[Records from a data source]
□ □ □ □

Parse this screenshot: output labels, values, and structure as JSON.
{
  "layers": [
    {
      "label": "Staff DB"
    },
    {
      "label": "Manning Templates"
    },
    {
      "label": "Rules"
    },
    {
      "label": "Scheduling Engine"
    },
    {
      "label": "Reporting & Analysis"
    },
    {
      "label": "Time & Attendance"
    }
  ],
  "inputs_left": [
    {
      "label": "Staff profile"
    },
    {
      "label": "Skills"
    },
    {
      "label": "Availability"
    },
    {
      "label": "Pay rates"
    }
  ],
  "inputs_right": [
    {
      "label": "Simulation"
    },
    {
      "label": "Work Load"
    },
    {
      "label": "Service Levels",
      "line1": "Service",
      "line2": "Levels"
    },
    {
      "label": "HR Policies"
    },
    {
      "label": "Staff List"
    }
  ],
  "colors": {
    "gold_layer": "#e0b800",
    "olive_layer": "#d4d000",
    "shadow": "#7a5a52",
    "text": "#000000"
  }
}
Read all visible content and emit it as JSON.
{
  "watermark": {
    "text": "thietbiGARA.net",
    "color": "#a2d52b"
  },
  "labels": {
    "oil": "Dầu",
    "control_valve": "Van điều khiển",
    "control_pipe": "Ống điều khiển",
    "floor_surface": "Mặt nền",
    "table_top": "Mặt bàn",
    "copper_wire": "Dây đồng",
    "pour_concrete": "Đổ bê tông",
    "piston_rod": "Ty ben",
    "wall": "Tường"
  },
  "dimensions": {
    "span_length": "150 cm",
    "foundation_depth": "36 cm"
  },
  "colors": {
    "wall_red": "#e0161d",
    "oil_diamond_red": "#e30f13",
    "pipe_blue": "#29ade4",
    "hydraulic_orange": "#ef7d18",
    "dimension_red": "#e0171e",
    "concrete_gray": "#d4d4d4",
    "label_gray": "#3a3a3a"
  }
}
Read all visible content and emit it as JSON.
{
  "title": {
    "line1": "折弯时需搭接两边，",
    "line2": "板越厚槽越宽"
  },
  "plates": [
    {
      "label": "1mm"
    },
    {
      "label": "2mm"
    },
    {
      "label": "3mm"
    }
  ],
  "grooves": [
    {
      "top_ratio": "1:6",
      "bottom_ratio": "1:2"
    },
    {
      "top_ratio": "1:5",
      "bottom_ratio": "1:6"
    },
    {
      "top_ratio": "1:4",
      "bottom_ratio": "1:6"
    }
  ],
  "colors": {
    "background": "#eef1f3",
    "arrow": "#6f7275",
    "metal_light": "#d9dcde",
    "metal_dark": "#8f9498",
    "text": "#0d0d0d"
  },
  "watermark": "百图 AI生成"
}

□ □ □ □

▸ **Set problem**
Repeat the records above exactly.

▸ **Task response**
Parse this screenshot: output labels, values, and structure as JSON.
{
  "layers": [
    {
      "label": "Staff DB"
    },
    {
      "label": "Manning Templates"
    },
    {
      "label": "Rules"
    },
    {
      "label": "Scheduling Engine"
    },
    {
      "label": "Reporting & Analysis"
    },
    {
      "label": "Time & Attendance"
    }
  ],
  "inputs_left": [
    {
      "label": "Staff profile"
    },
    {
      "label": "Skills"
    },
    {
      "label": "Availability"
    },
    {
      "label": "Pay rates"
    }
  ],
  "inputs_right": [
    {
      "label": "Simulation"
    },
    {
      "label": "Work Load"
    },
    {
      "label": "Service Levels",
      "line1": "Service",
      "line2": "Levels"
    },
    {
      "label": "HR Policies"
    },
    {
      "label": "Staff List"
    }
  ],
  "colors": {
    "gold_layer": "#e0b800",
    "olive_layer": "#d4d000",
    "shadow": "#7a5a52",
    "text": "#000000"
  }
}
Read all visible content and emit it as JSON.
{
  "watermark": {
    "text": "thietbiGARA.net",
    "color": "#a2d52b"
  },
  "labels": {
    "oil": "Dầu",
    "control_valve": "Van điều khiển",
    "control_pipe": "Ống điều khiển",
    "floor_surface": "Mặt nền",
    "table_top": "Mặt bàn",
    "copper_wire": "Dây đồng",
    "pour_concrete": "Đổ bê tông",
    "piston_rod": "Ty ben",
    "wall": "Tường"
  },
  "dimensions": {
    "span_length": "150 cm",
    "foundation_depth": "36 cm"
  },
  "colors": {
    "wall_red": "#e0161d",
    "oil_diamond_red": "#e30f13",
    "pipe_blue": "#29ade4",
    "hydraulic_orange": "#ef7d18",
    "dimension_red": "#e0171e",
    "concrete_gray": "#d4d4d4",
    "label_gray": "#3a3a3a"
  }
}
Read all visible content and emit it as JSON.
{
  "title": {
    "line1": "折弯时需搭接两边，",
    "line2": "板越厚槽越宽"
  },
  "plates": [
    {
      "label": "1mm"
    },
    {
      "label": "2mm"
    },
    {
      "label": "3mm"
    }
  ],
  "grooves": [
    {
      "top_ratio": "1:6",
      "bottom_ratio": "1:2"
    },
    {
      "top_ratio": "1:5",
      "bottom_ratio": "1:6"
    },
    {
      "top_ratio": "1:4",
      "bottom_ratio": "1:6"
    }
  ],
  "colors": {
    "background": "#eef1f3",
    "arrow": "#6f7275",
    "metal_light": "#d9dcde",
    "metal_dark": "#8f9498",
    "text": "#0d0d0d"
  },
  "watermark": "百图 AI生成"
}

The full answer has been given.